REQUIRED WORK ::
Your answer should be a single number: the count of lines that include the word "content".

RECORDS FOR THIS TASK ::
################

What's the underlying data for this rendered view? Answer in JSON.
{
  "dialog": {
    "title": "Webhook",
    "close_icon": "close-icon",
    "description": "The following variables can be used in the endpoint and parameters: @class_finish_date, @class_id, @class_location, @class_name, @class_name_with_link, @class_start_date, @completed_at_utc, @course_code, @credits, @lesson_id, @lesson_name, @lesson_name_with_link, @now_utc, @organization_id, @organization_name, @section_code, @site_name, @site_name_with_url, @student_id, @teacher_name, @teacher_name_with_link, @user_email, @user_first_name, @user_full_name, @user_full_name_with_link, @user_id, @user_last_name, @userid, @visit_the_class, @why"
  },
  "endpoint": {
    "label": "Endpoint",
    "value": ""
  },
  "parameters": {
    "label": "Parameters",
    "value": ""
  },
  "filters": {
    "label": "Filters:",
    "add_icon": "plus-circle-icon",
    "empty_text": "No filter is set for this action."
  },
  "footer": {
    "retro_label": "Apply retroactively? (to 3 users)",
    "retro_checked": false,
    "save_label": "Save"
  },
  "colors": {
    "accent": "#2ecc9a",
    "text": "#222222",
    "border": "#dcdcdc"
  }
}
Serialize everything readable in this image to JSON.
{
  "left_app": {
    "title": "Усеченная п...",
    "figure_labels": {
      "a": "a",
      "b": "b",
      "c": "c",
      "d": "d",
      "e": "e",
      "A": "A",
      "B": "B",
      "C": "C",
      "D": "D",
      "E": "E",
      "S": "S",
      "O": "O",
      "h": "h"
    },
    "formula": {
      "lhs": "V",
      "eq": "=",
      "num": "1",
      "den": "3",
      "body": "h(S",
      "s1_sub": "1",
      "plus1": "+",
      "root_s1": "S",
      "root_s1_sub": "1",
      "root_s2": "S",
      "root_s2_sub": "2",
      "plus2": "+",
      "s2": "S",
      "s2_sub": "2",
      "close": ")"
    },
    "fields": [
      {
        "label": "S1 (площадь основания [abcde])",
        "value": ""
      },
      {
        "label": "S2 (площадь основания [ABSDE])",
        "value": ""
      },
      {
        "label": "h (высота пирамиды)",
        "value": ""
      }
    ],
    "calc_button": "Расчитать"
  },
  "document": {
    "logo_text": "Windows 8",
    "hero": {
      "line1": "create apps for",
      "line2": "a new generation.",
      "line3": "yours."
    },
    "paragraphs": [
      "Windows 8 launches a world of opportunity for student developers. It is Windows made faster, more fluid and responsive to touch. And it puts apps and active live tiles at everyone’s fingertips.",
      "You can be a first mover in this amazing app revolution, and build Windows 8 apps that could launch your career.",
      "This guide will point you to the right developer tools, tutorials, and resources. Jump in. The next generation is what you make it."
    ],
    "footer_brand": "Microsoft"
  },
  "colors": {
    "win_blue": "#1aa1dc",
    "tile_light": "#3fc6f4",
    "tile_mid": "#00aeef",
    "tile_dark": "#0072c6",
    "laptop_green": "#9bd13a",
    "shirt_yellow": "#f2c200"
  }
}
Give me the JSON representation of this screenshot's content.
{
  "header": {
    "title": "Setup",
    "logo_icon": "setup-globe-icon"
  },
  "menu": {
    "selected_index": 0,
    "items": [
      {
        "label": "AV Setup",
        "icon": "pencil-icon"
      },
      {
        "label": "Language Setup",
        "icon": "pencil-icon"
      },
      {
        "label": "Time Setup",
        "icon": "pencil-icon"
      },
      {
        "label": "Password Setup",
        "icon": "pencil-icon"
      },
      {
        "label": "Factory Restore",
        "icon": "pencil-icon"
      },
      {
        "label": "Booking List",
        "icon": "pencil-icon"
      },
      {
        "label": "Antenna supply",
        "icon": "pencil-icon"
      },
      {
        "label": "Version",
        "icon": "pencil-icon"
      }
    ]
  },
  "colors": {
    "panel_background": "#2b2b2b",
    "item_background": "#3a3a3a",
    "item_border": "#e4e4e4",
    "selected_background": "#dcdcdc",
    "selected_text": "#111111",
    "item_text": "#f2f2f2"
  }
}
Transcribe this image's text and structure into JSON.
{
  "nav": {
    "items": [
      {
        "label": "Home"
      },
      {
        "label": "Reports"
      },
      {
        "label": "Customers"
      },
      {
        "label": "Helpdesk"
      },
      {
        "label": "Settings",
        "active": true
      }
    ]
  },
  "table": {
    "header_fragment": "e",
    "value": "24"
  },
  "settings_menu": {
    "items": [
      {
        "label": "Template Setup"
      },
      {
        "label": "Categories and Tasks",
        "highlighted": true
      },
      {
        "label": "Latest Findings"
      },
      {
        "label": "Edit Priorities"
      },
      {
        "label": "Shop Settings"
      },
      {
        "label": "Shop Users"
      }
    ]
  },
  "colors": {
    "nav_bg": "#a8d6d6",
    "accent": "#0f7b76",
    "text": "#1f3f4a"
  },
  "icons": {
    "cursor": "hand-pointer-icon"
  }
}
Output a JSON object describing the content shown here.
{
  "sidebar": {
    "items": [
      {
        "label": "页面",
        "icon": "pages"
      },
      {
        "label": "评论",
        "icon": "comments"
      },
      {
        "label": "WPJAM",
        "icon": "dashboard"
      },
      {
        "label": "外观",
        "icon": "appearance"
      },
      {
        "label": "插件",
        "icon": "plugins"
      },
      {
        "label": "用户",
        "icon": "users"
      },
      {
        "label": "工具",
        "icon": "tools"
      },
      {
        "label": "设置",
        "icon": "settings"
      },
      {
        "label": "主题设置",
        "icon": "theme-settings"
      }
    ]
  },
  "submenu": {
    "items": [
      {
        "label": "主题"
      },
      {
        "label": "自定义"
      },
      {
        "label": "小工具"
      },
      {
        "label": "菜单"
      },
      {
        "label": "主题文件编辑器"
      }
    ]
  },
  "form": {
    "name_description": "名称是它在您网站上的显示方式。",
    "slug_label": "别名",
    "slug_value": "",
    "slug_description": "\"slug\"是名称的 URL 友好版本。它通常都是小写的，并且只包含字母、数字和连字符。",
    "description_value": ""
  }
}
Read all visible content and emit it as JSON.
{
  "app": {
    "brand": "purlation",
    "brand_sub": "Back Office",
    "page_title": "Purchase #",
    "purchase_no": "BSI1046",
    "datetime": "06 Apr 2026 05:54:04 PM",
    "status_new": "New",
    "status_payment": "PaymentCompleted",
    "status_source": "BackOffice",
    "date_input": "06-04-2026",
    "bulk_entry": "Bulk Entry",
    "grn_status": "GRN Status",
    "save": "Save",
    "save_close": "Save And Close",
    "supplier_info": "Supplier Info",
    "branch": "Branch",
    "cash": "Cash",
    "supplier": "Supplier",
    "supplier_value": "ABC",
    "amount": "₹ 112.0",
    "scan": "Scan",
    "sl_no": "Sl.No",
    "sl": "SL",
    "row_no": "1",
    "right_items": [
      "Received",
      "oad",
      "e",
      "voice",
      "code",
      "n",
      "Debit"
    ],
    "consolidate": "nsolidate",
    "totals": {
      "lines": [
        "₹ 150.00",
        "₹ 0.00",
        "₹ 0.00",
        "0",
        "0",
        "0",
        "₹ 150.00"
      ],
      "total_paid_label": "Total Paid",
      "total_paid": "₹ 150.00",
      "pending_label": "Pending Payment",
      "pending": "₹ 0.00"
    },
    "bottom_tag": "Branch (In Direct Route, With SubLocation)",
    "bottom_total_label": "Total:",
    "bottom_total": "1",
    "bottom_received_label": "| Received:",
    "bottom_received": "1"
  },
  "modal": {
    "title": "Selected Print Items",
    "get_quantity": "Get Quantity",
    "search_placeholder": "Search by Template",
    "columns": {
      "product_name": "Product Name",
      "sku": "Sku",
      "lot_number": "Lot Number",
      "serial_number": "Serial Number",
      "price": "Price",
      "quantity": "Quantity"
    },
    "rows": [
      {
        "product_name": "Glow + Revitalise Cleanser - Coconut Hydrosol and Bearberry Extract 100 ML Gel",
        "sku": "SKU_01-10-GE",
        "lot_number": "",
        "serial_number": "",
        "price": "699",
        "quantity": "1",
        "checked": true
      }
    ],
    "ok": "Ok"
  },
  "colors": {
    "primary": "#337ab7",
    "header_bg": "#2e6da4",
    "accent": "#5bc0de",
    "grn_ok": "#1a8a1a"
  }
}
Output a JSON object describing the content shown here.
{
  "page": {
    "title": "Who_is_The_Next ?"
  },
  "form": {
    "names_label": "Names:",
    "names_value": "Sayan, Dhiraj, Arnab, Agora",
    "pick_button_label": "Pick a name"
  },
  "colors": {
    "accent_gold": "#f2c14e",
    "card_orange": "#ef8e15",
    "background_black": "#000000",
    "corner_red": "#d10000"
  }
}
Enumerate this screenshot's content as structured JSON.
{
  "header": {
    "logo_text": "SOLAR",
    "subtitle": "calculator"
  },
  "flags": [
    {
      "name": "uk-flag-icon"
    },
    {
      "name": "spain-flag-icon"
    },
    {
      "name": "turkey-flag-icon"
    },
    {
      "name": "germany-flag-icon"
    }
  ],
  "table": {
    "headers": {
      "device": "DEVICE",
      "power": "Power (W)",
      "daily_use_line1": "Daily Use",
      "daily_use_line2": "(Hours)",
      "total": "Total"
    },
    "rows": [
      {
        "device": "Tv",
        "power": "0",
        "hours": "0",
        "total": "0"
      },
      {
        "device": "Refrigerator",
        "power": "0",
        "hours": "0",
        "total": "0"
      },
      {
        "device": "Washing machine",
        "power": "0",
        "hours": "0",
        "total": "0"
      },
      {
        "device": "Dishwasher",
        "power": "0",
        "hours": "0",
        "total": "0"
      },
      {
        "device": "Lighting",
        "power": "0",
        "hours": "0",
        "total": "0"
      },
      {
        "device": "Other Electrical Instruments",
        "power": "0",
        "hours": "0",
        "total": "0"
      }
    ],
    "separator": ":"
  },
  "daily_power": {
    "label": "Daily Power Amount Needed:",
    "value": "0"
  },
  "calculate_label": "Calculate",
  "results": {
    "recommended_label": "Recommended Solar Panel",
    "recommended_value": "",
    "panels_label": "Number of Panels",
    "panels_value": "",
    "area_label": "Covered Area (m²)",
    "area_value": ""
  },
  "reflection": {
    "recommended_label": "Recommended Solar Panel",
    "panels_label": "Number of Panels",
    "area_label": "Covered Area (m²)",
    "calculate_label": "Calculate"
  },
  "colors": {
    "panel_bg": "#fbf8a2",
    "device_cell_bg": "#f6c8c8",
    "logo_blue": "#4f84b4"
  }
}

################

SOLVED EXERCISE ::
5